» **Figure record extracts**:
════════════════

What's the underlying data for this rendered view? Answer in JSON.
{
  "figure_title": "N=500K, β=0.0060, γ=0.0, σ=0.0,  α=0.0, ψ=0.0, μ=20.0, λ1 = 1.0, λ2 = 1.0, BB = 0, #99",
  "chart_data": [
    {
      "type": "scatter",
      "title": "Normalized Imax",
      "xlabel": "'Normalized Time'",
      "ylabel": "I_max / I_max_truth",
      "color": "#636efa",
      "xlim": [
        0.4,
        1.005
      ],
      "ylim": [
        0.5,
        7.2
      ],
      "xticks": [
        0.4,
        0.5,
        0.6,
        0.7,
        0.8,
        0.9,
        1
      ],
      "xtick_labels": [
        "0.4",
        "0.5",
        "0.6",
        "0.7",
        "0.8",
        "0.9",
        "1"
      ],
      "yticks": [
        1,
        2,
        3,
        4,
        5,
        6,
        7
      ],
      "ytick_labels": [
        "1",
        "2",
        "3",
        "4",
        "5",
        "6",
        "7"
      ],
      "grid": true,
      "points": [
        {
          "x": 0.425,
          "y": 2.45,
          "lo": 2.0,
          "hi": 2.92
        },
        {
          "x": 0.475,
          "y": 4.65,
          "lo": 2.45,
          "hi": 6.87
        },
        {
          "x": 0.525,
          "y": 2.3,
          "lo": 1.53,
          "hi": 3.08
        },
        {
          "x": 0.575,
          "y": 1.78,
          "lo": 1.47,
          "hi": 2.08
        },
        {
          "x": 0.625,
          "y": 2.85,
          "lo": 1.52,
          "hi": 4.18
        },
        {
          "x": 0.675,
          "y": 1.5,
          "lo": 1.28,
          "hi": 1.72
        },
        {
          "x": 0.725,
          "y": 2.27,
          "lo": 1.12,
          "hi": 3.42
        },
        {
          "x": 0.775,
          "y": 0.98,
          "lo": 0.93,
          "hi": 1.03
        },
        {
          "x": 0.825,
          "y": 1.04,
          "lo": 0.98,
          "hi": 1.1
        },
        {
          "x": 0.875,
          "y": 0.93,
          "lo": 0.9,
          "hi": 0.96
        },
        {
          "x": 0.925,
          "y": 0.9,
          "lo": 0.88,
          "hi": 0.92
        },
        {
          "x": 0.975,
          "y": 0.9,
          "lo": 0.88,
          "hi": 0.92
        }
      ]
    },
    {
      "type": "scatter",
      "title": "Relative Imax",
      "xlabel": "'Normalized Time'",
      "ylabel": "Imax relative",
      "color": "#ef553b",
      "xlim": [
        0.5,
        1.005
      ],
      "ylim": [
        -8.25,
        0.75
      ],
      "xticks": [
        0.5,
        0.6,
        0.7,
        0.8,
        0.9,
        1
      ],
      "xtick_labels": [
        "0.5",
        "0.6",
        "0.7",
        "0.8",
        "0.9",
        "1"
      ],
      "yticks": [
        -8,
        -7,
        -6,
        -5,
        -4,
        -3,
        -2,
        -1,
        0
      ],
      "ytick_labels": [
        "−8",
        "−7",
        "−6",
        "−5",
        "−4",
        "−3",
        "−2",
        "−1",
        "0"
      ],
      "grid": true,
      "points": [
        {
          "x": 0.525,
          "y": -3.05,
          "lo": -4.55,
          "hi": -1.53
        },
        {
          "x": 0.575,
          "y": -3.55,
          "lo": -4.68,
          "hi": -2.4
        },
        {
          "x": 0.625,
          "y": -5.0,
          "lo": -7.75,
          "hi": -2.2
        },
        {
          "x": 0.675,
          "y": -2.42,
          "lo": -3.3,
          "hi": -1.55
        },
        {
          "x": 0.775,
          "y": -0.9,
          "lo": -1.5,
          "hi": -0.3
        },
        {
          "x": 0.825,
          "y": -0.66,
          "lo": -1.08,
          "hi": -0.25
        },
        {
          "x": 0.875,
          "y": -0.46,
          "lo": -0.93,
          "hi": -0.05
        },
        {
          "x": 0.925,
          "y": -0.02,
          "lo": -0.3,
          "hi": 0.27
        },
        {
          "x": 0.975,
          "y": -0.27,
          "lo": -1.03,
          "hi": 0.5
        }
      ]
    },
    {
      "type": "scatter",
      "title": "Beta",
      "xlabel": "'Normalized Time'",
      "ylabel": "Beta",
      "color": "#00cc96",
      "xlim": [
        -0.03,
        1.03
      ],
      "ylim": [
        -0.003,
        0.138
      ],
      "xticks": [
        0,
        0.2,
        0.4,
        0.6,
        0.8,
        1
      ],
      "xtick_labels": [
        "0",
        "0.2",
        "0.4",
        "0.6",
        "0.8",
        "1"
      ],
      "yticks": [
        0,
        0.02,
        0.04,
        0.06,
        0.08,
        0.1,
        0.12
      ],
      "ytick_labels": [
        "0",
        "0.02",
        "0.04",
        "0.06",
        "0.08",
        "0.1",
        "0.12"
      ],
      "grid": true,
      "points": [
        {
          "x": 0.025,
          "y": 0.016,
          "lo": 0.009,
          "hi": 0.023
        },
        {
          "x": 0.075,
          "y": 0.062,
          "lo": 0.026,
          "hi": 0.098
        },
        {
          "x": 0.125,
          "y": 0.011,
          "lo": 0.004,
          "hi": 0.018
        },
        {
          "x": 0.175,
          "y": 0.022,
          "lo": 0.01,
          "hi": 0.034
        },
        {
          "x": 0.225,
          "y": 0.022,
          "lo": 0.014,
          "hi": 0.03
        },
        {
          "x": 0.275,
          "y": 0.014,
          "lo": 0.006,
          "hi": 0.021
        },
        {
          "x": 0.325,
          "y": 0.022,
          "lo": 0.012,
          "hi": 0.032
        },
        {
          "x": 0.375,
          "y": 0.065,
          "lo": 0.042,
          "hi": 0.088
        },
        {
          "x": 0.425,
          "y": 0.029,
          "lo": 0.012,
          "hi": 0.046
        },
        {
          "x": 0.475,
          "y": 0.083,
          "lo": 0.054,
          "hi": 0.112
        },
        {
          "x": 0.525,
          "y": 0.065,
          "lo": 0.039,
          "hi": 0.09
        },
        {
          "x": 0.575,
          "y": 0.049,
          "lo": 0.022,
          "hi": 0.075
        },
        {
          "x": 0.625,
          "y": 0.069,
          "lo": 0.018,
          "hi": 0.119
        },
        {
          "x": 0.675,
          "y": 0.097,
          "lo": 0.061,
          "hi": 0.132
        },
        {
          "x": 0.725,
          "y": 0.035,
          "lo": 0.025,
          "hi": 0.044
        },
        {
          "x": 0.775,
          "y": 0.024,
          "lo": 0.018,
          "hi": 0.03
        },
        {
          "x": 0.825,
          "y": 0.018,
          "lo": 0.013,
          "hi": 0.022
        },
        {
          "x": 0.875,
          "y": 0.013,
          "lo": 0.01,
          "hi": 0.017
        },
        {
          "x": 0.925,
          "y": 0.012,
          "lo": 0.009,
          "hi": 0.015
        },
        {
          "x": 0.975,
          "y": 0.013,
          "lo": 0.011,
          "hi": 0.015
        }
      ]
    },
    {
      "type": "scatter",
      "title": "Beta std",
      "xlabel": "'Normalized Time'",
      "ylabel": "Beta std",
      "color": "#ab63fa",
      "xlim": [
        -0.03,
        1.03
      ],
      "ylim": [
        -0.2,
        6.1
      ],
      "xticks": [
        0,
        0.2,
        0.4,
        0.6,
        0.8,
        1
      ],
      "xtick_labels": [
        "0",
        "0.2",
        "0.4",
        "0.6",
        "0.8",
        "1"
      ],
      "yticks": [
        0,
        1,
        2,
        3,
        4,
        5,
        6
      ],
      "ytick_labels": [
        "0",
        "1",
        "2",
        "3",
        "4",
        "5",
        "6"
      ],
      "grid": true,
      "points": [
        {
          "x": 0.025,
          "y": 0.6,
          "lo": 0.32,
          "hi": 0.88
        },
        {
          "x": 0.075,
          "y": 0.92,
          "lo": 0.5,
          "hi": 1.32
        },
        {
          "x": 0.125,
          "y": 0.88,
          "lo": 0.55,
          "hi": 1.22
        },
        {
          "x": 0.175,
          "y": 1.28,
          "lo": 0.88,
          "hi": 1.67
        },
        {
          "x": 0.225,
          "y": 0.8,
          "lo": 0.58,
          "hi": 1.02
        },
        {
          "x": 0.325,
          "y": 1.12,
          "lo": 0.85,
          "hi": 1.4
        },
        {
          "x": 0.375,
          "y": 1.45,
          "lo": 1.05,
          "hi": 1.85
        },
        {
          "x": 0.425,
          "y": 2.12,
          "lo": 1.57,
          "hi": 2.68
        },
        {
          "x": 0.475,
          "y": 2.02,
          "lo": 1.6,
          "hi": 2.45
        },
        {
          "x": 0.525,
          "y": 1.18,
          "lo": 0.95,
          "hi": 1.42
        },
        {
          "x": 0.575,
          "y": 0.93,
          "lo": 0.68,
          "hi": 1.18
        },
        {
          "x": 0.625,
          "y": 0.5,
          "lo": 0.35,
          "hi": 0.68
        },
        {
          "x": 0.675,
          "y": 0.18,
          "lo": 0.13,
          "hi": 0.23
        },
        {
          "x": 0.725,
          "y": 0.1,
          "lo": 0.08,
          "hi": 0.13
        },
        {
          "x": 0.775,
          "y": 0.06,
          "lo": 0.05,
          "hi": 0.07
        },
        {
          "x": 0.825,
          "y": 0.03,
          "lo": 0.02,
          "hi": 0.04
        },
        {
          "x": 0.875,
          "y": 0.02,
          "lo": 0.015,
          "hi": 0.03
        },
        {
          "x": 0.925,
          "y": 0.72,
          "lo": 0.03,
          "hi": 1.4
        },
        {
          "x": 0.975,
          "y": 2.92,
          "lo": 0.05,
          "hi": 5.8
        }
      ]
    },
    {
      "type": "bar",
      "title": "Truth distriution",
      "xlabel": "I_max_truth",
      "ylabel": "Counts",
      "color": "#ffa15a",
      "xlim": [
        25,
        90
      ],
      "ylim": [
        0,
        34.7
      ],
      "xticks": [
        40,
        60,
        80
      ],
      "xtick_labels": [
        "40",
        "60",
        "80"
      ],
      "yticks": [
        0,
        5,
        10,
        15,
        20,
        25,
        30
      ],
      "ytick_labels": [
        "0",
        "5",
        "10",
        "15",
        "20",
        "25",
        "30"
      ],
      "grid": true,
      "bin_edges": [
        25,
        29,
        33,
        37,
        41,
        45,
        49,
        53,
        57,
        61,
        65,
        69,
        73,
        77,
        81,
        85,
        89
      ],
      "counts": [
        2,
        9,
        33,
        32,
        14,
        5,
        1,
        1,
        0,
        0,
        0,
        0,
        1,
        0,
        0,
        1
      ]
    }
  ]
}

════════════════

» **What to work on**: Where a line holds the string "Imax", copy that line.

» **Result for this task**:
      "title": "Normalized Imax",
      "title": "Relative Imax",
      "ylabel": "Imax relative",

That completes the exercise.